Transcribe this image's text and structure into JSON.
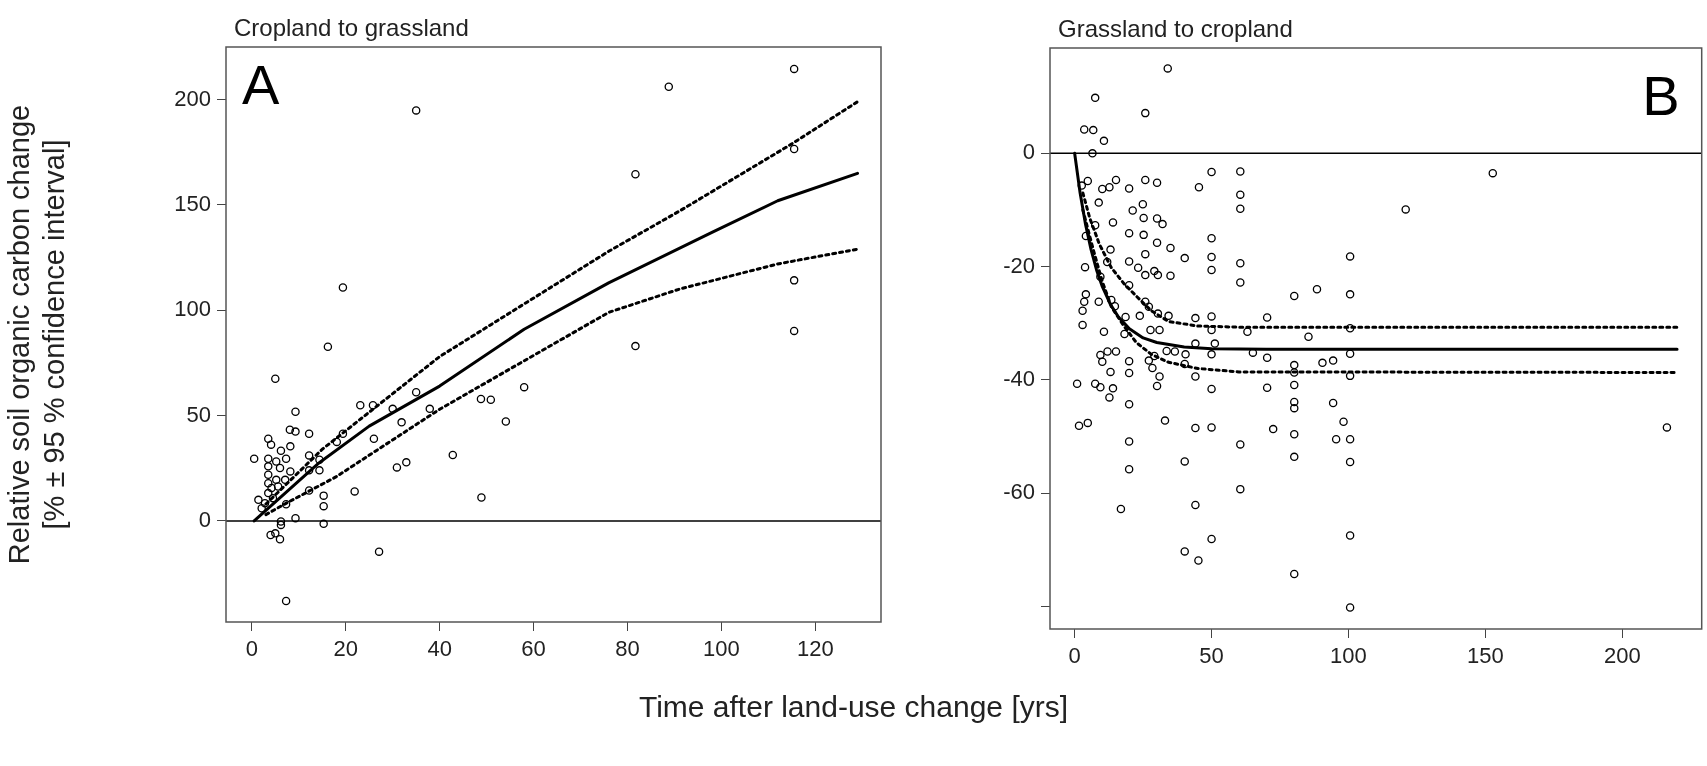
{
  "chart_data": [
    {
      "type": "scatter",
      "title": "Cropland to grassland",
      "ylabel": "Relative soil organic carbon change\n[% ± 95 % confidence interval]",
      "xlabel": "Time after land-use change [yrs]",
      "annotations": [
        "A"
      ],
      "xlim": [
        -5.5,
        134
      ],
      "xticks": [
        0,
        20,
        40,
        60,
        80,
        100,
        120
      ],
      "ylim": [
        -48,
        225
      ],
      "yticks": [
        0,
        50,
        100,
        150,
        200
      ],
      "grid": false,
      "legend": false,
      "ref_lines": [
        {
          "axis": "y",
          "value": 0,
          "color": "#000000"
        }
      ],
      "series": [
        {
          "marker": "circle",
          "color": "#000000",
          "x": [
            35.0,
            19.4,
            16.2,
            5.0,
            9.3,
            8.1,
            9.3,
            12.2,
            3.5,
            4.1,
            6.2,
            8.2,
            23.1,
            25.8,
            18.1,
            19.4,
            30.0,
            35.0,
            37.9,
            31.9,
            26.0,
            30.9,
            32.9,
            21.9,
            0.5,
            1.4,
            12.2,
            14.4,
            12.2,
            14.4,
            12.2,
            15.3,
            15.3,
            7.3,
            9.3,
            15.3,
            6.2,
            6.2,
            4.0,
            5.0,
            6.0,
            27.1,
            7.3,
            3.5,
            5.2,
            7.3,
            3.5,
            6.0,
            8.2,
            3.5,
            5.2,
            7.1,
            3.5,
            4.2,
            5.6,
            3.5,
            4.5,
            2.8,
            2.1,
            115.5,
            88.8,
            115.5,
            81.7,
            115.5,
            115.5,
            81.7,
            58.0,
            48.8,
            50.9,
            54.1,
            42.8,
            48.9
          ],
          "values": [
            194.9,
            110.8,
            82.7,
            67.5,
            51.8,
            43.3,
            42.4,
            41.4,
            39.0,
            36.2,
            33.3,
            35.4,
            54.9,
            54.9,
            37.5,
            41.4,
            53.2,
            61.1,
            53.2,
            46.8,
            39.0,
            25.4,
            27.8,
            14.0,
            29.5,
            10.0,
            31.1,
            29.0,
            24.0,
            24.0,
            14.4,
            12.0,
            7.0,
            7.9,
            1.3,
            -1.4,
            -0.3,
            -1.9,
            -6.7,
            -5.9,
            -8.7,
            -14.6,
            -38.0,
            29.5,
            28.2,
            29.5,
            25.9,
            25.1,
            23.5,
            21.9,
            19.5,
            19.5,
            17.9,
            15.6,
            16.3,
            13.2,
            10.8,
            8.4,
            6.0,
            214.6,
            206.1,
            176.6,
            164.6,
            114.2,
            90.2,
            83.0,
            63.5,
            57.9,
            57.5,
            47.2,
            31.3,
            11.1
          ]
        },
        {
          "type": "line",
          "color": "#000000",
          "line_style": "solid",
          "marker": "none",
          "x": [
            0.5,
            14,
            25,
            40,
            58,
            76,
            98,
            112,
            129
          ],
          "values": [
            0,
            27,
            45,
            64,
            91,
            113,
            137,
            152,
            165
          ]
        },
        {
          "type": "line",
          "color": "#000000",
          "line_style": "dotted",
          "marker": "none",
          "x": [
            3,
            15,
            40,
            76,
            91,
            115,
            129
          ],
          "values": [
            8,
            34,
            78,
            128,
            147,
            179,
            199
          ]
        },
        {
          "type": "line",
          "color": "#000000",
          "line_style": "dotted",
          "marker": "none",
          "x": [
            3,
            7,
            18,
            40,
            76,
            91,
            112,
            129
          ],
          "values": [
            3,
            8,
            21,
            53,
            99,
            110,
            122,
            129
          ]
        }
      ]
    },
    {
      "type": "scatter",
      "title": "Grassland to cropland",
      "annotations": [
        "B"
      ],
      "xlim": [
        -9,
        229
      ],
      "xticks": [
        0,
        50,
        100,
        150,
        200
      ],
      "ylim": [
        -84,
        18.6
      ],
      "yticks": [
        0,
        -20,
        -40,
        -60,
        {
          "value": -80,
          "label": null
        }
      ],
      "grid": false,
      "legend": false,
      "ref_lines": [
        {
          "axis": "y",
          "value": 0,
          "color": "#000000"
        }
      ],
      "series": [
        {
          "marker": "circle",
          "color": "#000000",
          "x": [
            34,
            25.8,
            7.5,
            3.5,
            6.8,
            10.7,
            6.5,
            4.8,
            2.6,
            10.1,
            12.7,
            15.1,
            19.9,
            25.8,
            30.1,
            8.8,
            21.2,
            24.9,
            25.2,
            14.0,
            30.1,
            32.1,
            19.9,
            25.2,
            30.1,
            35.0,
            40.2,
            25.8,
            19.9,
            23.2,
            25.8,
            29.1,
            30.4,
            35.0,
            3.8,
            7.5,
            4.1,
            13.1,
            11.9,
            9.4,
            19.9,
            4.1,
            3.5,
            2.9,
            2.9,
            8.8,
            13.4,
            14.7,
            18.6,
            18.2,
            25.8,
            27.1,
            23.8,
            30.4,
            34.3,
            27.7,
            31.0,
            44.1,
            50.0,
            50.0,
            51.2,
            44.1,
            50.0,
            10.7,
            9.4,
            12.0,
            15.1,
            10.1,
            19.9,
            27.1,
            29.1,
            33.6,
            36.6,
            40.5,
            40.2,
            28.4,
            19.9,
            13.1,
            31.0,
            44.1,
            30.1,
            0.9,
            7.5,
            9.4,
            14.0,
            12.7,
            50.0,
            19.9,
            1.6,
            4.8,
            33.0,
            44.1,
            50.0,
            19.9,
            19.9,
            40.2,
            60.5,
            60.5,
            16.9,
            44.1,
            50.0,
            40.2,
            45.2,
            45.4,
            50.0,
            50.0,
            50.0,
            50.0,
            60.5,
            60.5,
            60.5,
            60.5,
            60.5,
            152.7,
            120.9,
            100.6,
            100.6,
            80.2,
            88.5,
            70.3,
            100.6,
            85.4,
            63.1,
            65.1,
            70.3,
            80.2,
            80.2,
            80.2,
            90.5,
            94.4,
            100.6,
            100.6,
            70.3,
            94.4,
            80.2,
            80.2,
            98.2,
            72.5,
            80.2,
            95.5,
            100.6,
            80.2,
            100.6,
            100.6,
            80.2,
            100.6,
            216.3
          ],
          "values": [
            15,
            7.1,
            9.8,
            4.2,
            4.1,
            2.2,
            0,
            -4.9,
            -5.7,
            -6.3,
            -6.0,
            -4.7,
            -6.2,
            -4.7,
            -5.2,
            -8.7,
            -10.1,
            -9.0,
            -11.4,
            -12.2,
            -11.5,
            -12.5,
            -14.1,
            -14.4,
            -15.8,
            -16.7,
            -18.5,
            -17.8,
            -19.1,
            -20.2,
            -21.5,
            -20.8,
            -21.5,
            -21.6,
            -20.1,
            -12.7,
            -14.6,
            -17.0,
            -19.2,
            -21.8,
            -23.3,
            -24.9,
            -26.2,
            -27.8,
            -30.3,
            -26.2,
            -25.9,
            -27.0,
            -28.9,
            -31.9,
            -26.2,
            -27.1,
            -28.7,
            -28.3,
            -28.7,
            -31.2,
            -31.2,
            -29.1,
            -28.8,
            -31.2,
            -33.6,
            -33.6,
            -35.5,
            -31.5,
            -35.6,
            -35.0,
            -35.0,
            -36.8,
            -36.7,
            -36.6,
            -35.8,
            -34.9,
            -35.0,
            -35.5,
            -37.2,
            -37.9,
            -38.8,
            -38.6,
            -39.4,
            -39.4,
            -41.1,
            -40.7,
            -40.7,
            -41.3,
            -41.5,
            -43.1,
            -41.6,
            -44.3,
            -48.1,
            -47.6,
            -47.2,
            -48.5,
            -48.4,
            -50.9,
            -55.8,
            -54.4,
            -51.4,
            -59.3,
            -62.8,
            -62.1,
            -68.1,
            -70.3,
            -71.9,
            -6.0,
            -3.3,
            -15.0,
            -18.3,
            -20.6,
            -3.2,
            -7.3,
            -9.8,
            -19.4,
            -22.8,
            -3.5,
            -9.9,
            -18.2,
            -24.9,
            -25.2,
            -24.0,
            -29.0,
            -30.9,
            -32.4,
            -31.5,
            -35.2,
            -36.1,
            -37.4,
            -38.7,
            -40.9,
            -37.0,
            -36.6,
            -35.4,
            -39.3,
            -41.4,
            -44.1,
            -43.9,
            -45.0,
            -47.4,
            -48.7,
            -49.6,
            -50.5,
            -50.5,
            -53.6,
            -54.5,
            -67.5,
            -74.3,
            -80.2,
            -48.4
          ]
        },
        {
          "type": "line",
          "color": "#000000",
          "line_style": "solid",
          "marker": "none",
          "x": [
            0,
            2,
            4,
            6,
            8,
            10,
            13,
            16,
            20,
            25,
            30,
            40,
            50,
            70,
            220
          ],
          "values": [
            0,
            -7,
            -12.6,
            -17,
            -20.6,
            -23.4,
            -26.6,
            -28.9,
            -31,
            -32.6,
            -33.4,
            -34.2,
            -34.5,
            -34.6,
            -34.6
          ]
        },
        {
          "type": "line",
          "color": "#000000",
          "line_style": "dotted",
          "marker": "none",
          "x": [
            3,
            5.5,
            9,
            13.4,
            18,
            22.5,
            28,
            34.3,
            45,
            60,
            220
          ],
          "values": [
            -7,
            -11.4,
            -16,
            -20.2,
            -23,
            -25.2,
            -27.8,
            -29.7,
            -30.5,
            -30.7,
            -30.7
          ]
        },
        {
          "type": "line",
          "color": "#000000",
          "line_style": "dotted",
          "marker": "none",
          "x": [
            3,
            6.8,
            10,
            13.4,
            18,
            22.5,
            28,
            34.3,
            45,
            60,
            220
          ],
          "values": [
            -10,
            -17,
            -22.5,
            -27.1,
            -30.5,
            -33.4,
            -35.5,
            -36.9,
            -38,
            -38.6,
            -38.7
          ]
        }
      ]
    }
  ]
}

→ **Problem requirements**
Return every line holding the word "title" from the records.

→ **In response**
      "title": "Cropland to grassland",
      "title": "Grassland to cropland",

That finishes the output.